### LISTED ENTRIES ###

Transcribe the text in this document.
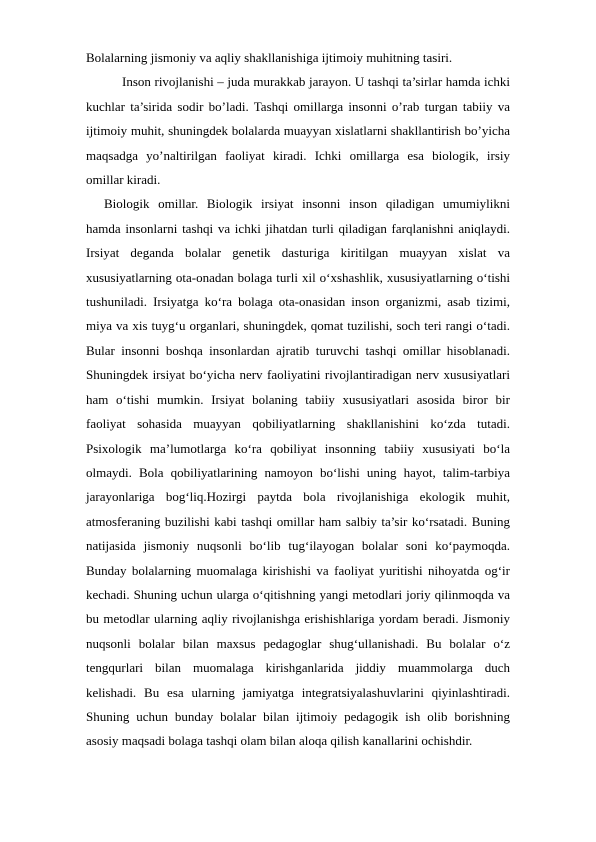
Bolalarning jismoniy va aqliy shakllanishiga ijtimoiy muhitning tasiri.

Inson rivojlanishi – juda murakkab jarayon. U tashqi ta’sirlar hamda ichki kuchlar ta’sirida sodir bo’ladi. Tashqi omillarga insonni o’rab turgan tabiiy va ijtimoiy muhit, shuningdek bolalarda muayyan xislatlarni shakllantirish bo’yicha maqsadga yo’naltirilgan faoliyat kiradi. Ichki omillarga esa biologik, irsiy omillar kiradi.

Biologik omillar. Biologik irsiyat insonni inson qiladigan umumiylikni hamda insonlarni tashqi va ichki jihatdan turli qiladigan farqlanishni aniqlaydi. Irsiyat deganda bolalar genetik dasturiga kiritilgan muayyan xislat va xususiyatlarning ota-onadan bolaga turli xil o‘xshashlik, xususiyatlarning o‘tishi tushuniladi. Irsiyatga ko‘ra bolaga ota-onasidan inson organizmi, asab tizimi, miya va xis tuyg‘u organlari, shuningdek, qomat tuzilishi, soch teri rangi o‘tadi. Bular insonni boshqa insonlardan ajratib turuvchi tashqi omillar hisoblanadi. Shuningdek irsiyat bo‘yicha nerv faoliyatini rivojlantiradigan nerv xususiyatlari ham o‘tishi mumkin. Irsiyat bolaning tabiiy xususiyatlari asosida biror bir faoliyat sohasida muayyan qobiliyatlarning shakllanishini ko‘zda tutadi. Psixologik ma’lumotlarga ko‘ra qobiliyat insonning tabiiy xususiyati bo‘la olmaydi. Bola qobiliyatlarining namoyon bo‘lishi uning hayot, talim-tarbiya jarayonlariga bog‘liq.Hozirgi paytda bola rivojlanishiga ekologik muhit, atmosferaning buzilishi kabi tashqi omillar ham salbiy ta’sir ko‘rsatadi. Buning natijasida jismoniy nuqsonli bo‘lib tug‘ilayogan bolalar soni ko‘paymoqda. Bunday bolalarning muomalaga kirishishi va faoliyat yuritishi nihoyatda og‘ir kechadi. Shuning uchun ularga o‘qitishning yangi metodlari joriy qilinmoqda va bu metodlar ularning aqliy rivojlanishga erishishlariga yordam beradi. Jismoniy nuqsonli bolalar bilan maxsus pedagoglar shug‘ullanishadi. Bu bolalar o‘z tengqurlari bilan muomalaga kirishganlarida jiddiy muammolarga duch kelishadi. Bu esa ularning jamiyatga integratsiyalashuvlarini qiyinlashtiradi. Shuning uchun bunday bolalar bilan ijtimoiy pedagogik ish olib borishning asosiy maqsadi bolaga tashqi olam bilan aloqa qilish kanallarini ochishdir.
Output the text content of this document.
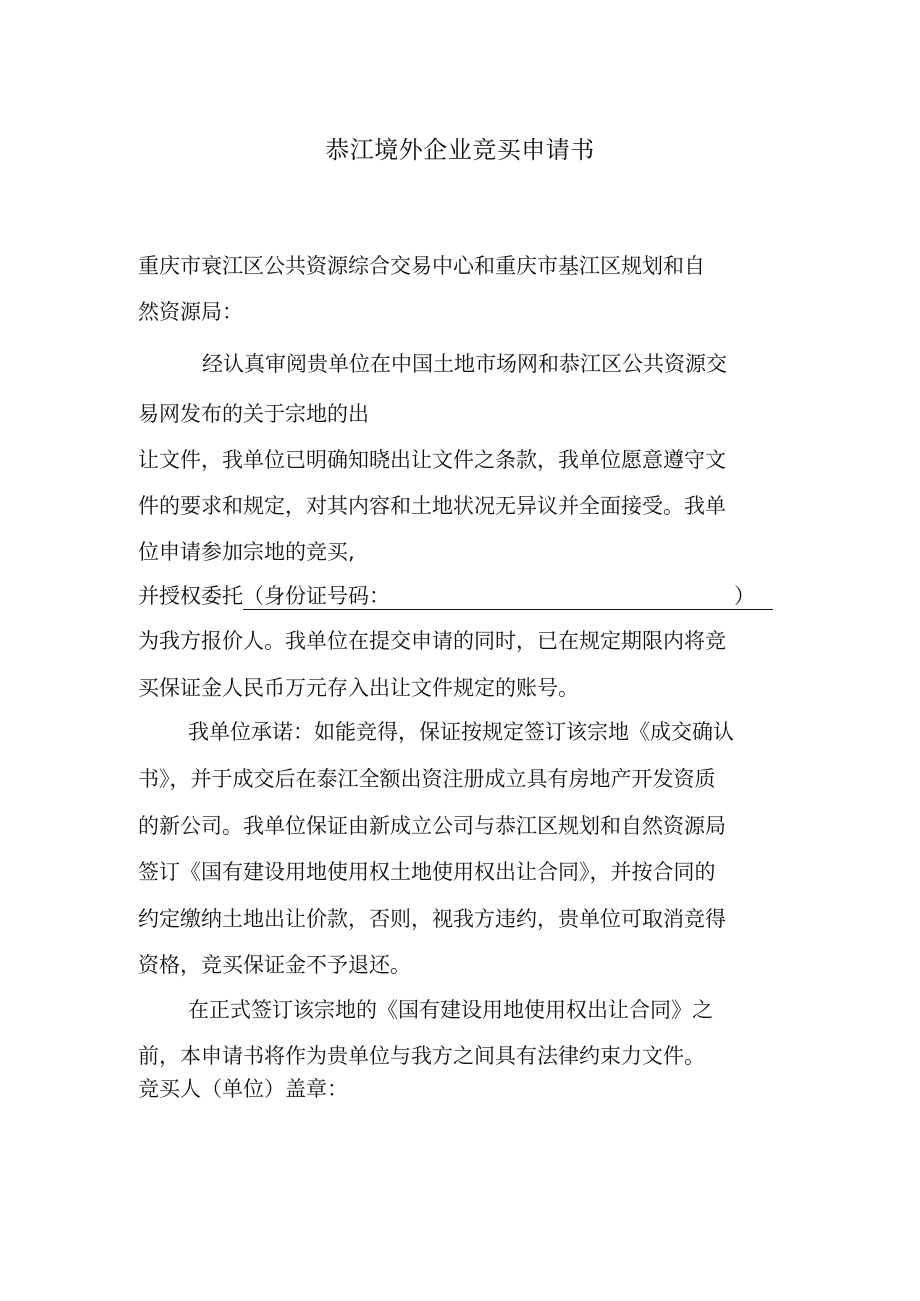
恭江境外企业竞买申请书
重庆市衰江区公共资源综合交易中心和重庆市基江区规划和自
然资源局：
经认真审阅贵单位在中国土地市场网和恭江区公共资源交
易网发布的关于宗地的出
让文件，我单位已明确知晓出让文件之条款，我单位愿意遵守文
件的要求和规定，对其内容和土地状况无异议并全面接受。我单
位申请参加宗地的竞买,
并授权委托（身份证号码：	）
为我方报价人。我单位在提交申请的同时，已在规定期限内将竞
买保证金人民币万元存入出让文件规定的账号。
我单位承诺：如能竞得，保证按规定签订该宗地《成交确认
书》，并于成交后在泰江全额出资注册成立具有房地产开发资质
的新公司。我单位保证由新成立公司与恭江区规划和自然资源局
签订《国有建设用地使用权土地使用权出让合同》，并按合同的
约定缴纳土地出让价款，否则，视我方违约，贵单位可取消竞得
资格，竞买保证金不予退还。
在正式签订该宗地的《国有建设用地使用权出让合同》之
前，本申请书将作为贵单位与我方之间具有法律约束力文件。
竞买人（单位）盖章：
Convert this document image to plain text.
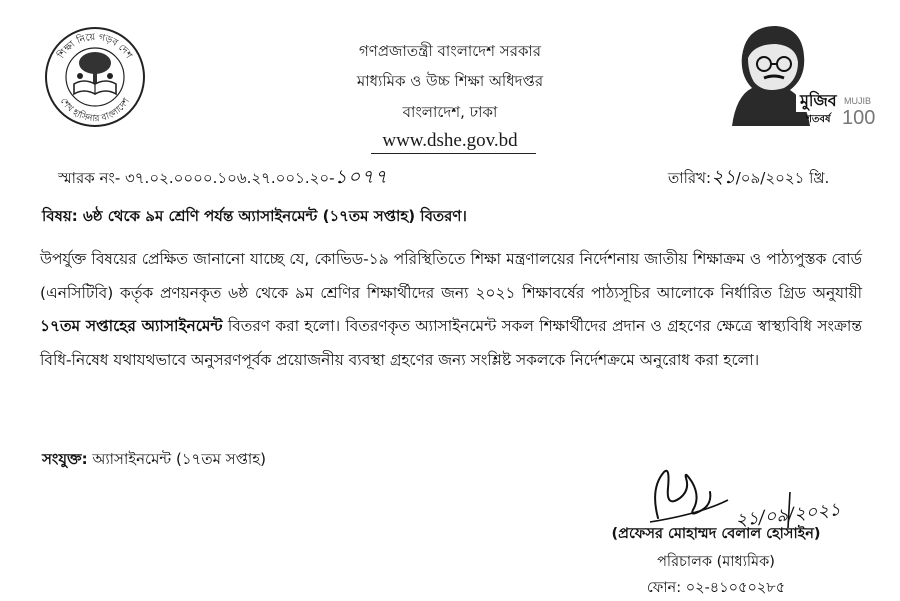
শিক্ষা নিয়ে গড়ব দেশ
শেখ হাসিনার বাংলাদেশ
গণপ্রজাতন্ত্রী বাংলাদেশ সরকার
মাধ্যমিক ও উচ্চ শিক্ষা অধিদপ্তর
বাংলাদেশ, ঢাকা
www.dshe.gov.bd
মুজিব
শতবর্ষ
MUJIB
100
স্মারক নং- ৩৭.০২.০০০০.১০৬.২৭.০০১.২০-১০৭৭	তারিখ:২১/০৯/২০২১ খ্রি.
বিষয়: ৬ষ্ঠ থেকে ৯ম শ্রেণি পর্যন্ত অ্যাসাইনমেন্ট (১৭তম সপ্তাহ) বিতরণ।
উপর্যুক্ত বিষয়ের প্রেক্ষিত জানানো যাচ্ছে যে, কোভিড-১৯ পরিস্থিতিতে শিক্ষা মন্ত্রণালয়ের নির্দেশনায় জাতীয় শিক্ষাক্রম ও পাঠ্যপুস্তক বোর্ড (এনসিটিবি) কর্তৃক প্রণয়নকৃত ৬ষ্ঠ থেকে ৯ম শ্রেণির শিক্ষার্থীদের জন্য ২০২১ শিক্ষাবর্ষের পাঠ্যসূচির আলোকে নির্ধারিত গ্রিড অনুযায়ী ১৭তম সপ্তাহের অ্যাসাইনমেন্ট বিতরণ করা হলো। বিতরণকৃত অ্যাসাইনমেন্ট সকল শিক্ষার্থীদের প্রদান ও গ্রহণের ক্ষেত্রে স্বাস্থ্যবিধি সংক্রান্ত বিধি-নিষেধ যথাযথভাবে অনুসরণপূর্বক প্রয়োজনীয় ব্যবস্থা গ্রহণের জন্য সংশ্লিষ্ট সকলকে নির্দেশক্রমে অনুরোধ করা হলো।
সংযুক্ত: অ্যাসাইনমেন্ট (১৭তম সপ্তাহ)
২১/০৯/২০২১
(প্রফেসর মোহাম্মদ বেলাল হোসাইন)
পরিচালক (মাধ্যমিক)
ফোন: ০২-৪১০৫০২৮৫
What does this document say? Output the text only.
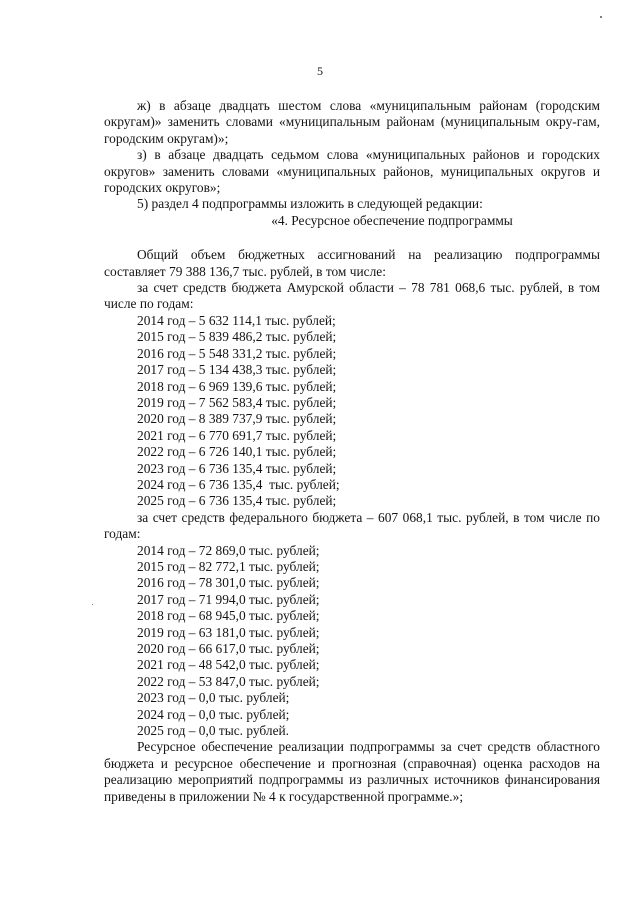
5

ж) в абзаце двадцать шестом слова «муниципальным районам (городским округам)» заменить словами «муниципальным районам (муниципальным окру-гам, городским округам)»;

з) в абзаце двадцать седьмом слова «муниципальных районов и городских округов» заменить словами «муниципальных районов, муниципальных округов и городских округов»;

5) раздел 4 подпрограммы изложить в следующей редакции:

«4. Ресурсное обеспечение подпрограммы

Общий объем бюджетных ассигнований на реализацию подпрограммы составляет 79 388 136,7 тыс. рублей, в том числе:

за счет средств бюджета Амурской области – 78 781 068,6 тыс. рублей, в том числе по годам:

2014 год – 5 632 114,1 тыс. рублей;

2015 год – 5 839 486,2 тыс. рублей;

2016 год – 5 548 331,2 тыс. рублей;

2017 год – 5 134 438,3 тыс. рублей;

2018 год – 6 969 139,6 тыс. рублей;

2019 год – 7 562 583,4 тыс. рублей;

2020 год – 8 389 737,9 тыс. рублей;

2021 год – 6 770 691,7 тыс. рублей;

2022 год – 6 726 140,1 тыс. рублей;

2023 год – 6 736 135,4 тыс. рублей;

2024 год – 6 736 135,4  тыс. рублей;

2025 год – 6 736 135,4 тыс. рублей;

за счет средств федерального бюджета – 607 068,1 тыс. рублей, в том числе по годам:

2014 год – 72 869,0 тыс. рублей;

2015 год – 82 772,1 тыс. рублей;

2016 год – 78 301,0 тыс. рублей;

2017 год – 71 994,0 тыс. рублей;

2018 год – 68 945,0 тыс. рублей;

2019 год – 63 181,0 тыс. рублей;

2020 год – 66 617,0 тыс. рублей;

2021 год – 48 542,0 тыс. рублей;

2022 год – 53 847,0 тыс. рублей;

2023 год – 0,0 тыс. рублей;

2024 год – 0,0 тыс. рублей;

2025 год – 0,0 тыс. рублей.

Ресурсное обеспечение реализации подпрограммы за счет средств областного бюджета и ресурсное обеспечение и прогнозная (справочная) оценка расходов на реализацию мероприятий подпрограммы из различных источников финансирования приведены в приложении № 4 к государственной программе.»;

###

Look through the data above. Find each line with the string "заменить" and copy it.

**ANSWER TO THE TASK:**
ж) в абзаце двадцать шестом слова «муниципальным районам (городским округам)» заменить словами «муниципальным районам (муниципальным окру-гам, городским округам)»;
з) в абзаце двадцать седьмом слова «муниципальных районов и городских округов» заменить словами «муниципальных районов, муниципальных округов и городских округов»;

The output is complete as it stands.